[Data for this exercise Boundary: Start]

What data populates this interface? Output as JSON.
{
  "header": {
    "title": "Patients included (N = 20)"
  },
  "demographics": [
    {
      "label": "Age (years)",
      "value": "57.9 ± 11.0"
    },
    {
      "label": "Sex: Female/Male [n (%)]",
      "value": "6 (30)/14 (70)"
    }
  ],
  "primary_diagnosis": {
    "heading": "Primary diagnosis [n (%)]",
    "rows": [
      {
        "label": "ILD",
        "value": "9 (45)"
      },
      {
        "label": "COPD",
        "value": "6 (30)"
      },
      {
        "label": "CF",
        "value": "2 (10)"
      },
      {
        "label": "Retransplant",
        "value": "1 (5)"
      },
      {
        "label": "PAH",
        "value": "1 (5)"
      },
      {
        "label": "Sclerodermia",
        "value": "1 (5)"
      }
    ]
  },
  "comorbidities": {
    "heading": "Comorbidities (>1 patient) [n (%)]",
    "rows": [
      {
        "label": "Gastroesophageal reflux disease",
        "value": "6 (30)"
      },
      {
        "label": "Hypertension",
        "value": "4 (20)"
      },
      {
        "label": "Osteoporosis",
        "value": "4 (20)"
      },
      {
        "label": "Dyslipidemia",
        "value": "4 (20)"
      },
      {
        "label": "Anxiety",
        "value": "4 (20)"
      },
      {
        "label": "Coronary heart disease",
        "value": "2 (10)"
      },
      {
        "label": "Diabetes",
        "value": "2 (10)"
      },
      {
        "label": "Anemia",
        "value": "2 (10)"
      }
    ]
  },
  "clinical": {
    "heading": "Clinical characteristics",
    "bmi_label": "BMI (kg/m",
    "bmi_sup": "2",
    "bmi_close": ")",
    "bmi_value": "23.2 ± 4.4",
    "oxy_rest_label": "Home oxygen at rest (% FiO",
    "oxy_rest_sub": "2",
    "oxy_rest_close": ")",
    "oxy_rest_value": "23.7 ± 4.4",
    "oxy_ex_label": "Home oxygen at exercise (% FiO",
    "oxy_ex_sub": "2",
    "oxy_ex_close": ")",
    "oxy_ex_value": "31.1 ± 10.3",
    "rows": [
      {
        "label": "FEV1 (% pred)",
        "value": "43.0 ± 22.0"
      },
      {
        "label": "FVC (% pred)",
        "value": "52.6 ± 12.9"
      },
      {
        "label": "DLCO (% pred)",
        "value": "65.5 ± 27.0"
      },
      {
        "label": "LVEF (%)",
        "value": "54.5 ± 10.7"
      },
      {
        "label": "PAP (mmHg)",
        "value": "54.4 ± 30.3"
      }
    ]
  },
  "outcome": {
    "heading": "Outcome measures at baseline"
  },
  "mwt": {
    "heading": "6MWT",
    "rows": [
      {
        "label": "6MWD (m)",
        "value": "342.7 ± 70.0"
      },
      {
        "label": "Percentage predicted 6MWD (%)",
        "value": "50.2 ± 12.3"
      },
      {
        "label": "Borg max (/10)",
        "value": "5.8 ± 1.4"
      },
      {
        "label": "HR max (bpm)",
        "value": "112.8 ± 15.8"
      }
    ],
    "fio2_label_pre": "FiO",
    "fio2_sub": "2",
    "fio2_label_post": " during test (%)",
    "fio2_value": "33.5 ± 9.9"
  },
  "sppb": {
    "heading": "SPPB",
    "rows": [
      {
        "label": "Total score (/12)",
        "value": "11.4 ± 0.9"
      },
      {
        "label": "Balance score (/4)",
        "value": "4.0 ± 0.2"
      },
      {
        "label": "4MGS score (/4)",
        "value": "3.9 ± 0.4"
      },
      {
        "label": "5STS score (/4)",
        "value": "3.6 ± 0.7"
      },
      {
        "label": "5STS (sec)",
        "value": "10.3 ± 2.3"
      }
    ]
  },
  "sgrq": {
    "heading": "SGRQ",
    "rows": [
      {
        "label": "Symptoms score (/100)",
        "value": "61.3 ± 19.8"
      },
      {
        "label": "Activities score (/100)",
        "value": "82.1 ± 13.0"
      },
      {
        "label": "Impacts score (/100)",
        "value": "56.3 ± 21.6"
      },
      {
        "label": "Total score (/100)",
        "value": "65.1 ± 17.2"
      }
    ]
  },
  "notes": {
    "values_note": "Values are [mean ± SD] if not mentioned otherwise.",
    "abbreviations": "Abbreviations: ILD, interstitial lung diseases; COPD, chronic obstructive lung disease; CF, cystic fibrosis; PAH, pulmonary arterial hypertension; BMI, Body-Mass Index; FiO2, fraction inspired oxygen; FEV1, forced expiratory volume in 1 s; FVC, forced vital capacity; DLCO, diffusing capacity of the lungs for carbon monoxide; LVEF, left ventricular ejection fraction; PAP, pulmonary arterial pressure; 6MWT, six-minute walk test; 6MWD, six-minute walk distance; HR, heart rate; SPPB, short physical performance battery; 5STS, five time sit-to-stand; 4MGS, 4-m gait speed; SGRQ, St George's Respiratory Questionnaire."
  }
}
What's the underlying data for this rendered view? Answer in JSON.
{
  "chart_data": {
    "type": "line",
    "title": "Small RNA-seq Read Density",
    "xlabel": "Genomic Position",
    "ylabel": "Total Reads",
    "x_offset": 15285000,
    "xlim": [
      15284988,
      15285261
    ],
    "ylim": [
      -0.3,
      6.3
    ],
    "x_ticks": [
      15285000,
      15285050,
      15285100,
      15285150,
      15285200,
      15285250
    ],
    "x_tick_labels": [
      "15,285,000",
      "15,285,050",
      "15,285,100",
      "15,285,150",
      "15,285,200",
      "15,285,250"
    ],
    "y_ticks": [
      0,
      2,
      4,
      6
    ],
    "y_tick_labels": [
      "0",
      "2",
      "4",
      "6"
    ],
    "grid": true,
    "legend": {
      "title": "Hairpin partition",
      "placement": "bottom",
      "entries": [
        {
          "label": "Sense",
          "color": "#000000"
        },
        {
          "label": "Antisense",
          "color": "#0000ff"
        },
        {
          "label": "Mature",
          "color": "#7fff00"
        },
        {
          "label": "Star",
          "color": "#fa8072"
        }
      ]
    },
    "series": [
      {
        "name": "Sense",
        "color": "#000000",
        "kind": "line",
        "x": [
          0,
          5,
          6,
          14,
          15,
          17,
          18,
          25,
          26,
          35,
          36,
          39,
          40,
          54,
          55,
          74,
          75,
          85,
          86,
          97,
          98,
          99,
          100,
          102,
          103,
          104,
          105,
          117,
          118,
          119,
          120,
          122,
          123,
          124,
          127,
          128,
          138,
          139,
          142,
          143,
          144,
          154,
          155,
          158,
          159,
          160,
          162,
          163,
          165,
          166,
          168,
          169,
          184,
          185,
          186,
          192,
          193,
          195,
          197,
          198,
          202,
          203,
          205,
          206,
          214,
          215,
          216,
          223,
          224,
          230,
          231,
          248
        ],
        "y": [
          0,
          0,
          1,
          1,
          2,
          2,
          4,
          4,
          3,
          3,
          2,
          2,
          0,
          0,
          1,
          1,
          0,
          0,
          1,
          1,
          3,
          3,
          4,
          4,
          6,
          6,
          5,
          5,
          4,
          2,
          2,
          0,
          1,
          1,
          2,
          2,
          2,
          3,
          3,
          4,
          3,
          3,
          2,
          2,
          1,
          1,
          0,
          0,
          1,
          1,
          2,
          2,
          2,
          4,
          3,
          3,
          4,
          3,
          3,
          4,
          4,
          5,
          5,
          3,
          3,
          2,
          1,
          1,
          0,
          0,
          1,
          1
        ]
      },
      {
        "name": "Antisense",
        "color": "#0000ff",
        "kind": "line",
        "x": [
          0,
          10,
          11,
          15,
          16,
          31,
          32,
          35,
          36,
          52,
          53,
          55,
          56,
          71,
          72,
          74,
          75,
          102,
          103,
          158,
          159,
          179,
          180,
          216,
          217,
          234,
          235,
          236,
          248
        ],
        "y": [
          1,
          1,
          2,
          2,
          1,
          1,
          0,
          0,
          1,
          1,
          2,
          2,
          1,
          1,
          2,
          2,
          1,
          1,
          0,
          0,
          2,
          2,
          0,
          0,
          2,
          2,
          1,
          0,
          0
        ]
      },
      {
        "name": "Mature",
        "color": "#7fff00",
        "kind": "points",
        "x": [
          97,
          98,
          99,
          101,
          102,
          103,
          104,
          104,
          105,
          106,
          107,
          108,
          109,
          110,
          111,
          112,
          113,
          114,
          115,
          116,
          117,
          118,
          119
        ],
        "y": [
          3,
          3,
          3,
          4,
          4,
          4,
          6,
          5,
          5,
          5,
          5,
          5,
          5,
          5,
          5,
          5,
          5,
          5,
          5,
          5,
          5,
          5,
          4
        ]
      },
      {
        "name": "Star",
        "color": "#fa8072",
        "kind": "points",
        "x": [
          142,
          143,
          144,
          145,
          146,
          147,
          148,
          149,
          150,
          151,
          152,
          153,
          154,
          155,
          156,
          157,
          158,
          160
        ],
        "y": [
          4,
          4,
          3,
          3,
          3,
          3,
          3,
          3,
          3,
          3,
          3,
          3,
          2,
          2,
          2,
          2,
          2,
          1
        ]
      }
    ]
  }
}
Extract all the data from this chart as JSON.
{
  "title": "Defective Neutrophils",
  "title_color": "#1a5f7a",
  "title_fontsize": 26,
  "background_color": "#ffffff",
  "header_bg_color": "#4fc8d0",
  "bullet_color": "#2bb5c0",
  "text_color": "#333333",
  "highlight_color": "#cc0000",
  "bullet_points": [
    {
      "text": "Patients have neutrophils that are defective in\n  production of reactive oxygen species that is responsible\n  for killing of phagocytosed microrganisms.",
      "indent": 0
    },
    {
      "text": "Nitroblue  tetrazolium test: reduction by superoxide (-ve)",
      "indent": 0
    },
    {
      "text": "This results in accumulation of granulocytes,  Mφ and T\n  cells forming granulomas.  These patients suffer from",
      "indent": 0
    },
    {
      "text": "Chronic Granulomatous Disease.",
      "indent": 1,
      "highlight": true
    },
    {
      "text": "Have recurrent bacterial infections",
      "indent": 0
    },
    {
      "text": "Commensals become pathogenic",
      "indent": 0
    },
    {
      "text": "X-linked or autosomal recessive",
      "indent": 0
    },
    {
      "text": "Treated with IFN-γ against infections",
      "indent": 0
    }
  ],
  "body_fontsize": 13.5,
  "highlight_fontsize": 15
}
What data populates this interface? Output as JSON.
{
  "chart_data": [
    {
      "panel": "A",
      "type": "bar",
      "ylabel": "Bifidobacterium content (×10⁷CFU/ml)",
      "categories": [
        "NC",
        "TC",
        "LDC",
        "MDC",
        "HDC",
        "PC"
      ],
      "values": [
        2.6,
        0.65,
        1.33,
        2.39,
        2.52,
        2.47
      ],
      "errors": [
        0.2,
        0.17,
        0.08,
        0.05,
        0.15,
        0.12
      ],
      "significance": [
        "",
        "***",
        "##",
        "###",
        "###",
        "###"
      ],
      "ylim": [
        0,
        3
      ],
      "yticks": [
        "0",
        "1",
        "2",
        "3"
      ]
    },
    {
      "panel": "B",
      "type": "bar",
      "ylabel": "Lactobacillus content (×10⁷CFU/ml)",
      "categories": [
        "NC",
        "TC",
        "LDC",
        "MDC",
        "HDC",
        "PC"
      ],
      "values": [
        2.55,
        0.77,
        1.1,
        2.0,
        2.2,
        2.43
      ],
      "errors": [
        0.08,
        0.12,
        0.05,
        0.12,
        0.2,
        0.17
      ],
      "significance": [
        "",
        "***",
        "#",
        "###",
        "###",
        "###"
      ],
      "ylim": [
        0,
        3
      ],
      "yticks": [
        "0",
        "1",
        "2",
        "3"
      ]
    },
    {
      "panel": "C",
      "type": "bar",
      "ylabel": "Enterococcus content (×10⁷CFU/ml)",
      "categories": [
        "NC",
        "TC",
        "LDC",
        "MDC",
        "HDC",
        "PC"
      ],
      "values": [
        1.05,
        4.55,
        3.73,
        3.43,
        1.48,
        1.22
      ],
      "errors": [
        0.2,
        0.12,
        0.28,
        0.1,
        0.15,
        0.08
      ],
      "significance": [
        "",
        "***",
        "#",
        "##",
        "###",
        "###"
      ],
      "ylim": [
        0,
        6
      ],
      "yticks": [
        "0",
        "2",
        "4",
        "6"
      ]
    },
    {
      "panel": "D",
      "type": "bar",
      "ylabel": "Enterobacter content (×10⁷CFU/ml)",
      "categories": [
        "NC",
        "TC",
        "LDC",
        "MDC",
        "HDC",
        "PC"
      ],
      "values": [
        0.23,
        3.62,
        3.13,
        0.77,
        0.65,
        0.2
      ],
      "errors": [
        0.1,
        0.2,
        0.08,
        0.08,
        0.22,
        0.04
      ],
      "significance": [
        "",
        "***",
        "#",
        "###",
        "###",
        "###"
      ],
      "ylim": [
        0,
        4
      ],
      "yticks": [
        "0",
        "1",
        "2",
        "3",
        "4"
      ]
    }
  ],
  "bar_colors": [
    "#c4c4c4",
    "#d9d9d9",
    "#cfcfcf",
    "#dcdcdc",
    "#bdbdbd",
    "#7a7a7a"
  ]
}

[Data for this exercise Boundary: End]

- Required action:
Lines with "name": copy every one of them from the listing above.

- Answer to the exercise:
        "name": "Sense",
        "name": "Antisense",
        "name": "Mature",
        "name": "Star",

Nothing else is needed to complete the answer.